— Begin —
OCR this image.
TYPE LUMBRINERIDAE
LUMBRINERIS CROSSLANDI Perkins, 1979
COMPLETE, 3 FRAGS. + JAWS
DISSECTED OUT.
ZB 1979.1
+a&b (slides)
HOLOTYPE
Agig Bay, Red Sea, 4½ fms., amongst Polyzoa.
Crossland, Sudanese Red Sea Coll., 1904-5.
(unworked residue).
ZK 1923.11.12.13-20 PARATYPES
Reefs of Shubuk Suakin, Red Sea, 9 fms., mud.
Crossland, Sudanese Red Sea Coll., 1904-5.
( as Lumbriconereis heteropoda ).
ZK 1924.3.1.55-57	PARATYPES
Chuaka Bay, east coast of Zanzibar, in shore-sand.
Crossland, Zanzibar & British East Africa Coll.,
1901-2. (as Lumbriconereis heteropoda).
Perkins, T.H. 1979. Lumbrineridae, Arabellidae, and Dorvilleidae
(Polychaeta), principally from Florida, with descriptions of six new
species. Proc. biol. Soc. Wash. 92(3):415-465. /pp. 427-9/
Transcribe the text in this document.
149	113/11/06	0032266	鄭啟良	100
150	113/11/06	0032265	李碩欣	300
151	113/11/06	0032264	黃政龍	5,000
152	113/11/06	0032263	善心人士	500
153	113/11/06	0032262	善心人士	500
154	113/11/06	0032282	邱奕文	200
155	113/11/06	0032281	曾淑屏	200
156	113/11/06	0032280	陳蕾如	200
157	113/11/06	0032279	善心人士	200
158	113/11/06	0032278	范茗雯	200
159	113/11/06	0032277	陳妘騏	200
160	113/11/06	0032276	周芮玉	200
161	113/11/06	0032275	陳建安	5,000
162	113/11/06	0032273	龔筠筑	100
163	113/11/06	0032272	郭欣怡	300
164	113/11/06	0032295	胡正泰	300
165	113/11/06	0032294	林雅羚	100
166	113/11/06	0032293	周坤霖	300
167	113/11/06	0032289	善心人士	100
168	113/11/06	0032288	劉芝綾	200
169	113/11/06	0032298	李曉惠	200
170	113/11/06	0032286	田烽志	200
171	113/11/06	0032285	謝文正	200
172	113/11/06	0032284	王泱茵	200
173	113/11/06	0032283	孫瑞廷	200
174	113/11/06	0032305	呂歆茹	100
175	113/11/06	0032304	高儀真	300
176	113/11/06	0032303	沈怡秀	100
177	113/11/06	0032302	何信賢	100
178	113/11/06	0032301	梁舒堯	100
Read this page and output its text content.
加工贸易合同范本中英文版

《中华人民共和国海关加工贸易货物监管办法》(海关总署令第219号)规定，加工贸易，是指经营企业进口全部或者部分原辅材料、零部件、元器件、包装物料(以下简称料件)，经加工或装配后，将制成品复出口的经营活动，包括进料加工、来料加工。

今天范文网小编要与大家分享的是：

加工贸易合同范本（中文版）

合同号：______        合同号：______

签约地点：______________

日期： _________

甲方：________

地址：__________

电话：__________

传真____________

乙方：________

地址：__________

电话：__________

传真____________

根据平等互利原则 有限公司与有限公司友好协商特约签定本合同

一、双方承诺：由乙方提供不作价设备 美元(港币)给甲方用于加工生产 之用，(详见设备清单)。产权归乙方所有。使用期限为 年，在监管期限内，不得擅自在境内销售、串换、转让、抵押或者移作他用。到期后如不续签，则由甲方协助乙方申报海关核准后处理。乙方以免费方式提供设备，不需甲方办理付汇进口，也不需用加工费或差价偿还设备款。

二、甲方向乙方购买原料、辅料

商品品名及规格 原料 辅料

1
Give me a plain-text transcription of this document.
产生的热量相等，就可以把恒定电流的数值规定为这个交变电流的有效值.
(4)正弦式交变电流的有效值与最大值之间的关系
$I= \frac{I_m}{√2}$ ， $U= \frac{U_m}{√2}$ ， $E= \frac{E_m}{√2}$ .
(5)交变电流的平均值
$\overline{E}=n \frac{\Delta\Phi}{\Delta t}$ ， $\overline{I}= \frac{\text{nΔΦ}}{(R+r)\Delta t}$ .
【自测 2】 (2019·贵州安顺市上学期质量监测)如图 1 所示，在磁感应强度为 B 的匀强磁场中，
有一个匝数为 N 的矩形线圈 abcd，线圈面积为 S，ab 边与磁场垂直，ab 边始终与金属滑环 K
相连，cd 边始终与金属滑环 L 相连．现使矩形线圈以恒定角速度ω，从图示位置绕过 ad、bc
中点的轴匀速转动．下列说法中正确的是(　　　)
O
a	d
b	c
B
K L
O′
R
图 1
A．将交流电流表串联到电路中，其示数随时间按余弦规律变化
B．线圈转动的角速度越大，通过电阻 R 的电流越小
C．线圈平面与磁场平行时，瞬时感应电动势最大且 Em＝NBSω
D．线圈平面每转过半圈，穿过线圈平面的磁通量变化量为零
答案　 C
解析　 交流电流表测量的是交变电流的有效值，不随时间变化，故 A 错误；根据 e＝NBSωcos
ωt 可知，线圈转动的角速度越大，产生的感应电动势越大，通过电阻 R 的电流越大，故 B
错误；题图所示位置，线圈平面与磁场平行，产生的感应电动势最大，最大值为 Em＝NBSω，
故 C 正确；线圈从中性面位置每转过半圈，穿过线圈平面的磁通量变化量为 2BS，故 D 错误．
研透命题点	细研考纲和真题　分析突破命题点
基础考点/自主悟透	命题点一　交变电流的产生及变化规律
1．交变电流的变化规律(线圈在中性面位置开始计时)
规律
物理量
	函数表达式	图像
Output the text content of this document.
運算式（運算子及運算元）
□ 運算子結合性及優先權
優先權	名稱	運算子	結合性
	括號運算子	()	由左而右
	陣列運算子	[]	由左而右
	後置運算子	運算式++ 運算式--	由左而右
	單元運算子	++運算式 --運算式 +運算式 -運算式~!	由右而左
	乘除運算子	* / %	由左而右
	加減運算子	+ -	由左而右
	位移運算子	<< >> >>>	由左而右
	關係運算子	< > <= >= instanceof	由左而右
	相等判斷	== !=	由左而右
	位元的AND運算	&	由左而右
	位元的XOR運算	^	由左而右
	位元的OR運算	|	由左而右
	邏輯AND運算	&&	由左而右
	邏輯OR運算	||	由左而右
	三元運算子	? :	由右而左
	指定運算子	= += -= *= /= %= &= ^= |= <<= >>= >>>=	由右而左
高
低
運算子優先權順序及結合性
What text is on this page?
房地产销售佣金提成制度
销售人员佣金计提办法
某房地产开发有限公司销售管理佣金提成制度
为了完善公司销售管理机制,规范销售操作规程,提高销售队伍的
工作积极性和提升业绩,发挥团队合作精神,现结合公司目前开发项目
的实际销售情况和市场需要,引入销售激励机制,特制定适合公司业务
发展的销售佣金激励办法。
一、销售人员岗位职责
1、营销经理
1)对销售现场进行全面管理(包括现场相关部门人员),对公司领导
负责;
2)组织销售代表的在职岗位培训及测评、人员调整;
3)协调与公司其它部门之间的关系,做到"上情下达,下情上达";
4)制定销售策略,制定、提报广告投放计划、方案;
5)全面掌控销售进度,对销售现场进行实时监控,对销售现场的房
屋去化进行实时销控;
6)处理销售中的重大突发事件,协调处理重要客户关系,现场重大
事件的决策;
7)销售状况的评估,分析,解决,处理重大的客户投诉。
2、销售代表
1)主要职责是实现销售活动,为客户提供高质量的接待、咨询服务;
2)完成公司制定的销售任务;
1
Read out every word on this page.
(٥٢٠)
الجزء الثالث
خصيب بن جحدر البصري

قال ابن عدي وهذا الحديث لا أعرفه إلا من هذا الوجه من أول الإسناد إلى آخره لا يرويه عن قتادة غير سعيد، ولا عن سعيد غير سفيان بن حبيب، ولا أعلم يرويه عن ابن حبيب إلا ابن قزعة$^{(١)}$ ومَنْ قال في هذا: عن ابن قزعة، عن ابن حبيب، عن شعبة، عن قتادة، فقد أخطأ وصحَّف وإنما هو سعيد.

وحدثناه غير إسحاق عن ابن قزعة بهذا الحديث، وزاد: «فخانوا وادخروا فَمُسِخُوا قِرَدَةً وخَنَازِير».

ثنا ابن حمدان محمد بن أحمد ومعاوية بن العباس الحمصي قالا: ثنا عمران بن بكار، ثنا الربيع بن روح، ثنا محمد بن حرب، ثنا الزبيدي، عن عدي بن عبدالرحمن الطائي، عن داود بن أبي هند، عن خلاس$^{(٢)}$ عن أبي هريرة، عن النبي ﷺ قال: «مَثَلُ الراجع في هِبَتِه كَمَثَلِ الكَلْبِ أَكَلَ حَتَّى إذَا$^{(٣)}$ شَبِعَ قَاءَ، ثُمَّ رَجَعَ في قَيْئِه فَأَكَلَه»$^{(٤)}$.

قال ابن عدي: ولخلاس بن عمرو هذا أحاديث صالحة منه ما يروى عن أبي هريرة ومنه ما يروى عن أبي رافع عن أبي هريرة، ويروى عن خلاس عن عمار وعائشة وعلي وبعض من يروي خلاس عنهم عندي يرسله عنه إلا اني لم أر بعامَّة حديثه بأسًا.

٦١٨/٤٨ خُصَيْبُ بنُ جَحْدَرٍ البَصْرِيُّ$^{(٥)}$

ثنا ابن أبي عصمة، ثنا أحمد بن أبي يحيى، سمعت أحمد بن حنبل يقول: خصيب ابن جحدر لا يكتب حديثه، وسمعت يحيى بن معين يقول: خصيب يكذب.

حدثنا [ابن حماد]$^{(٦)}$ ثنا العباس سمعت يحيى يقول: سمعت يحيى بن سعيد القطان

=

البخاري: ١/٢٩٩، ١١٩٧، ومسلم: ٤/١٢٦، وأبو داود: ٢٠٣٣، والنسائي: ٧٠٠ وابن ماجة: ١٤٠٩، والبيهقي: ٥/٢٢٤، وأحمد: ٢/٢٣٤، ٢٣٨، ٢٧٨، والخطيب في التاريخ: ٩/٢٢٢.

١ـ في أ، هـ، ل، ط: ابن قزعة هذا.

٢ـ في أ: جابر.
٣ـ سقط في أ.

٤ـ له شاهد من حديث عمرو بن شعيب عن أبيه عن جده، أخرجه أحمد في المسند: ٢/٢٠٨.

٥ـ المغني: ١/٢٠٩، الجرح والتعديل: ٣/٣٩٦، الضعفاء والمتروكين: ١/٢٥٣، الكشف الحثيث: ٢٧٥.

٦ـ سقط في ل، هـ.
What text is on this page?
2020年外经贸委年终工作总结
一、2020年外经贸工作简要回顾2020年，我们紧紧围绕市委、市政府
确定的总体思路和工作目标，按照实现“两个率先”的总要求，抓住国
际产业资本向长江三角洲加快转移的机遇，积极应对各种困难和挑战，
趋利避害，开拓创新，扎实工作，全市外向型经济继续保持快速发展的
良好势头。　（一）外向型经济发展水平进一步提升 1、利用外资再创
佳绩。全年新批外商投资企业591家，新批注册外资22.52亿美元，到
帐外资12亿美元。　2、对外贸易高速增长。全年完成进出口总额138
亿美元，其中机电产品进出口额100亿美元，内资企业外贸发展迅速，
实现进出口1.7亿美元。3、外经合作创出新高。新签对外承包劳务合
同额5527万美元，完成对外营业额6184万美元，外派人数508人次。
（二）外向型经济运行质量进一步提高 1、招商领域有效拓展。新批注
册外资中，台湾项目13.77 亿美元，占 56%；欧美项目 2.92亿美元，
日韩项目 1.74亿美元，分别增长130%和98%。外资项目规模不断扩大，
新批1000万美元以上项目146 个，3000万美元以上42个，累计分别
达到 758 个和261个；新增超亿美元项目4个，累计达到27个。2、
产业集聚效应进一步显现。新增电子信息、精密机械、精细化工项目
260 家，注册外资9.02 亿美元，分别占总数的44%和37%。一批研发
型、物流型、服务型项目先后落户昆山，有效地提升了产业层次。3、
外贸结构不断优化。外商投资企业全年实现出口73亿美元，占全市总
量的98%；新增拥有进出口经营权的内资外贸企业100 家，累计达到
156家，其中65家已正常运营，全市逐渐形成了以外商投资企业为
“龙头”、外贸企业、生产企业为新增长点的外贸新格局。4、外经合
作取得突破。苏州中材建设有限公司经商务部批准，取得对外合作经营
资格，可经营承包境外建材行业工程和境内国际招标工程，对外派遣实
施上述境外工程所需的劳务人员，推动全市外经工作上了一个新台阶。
— End —
The exercise: Go through the records and copy each line with "Perkins" in it.

Exercise solution:
LUMBRINERIS CROSSLANDI Perkins, 1979
Perkins, T.H. 1979. Lumbrineridae, Arabellidae, and Dorvilleidae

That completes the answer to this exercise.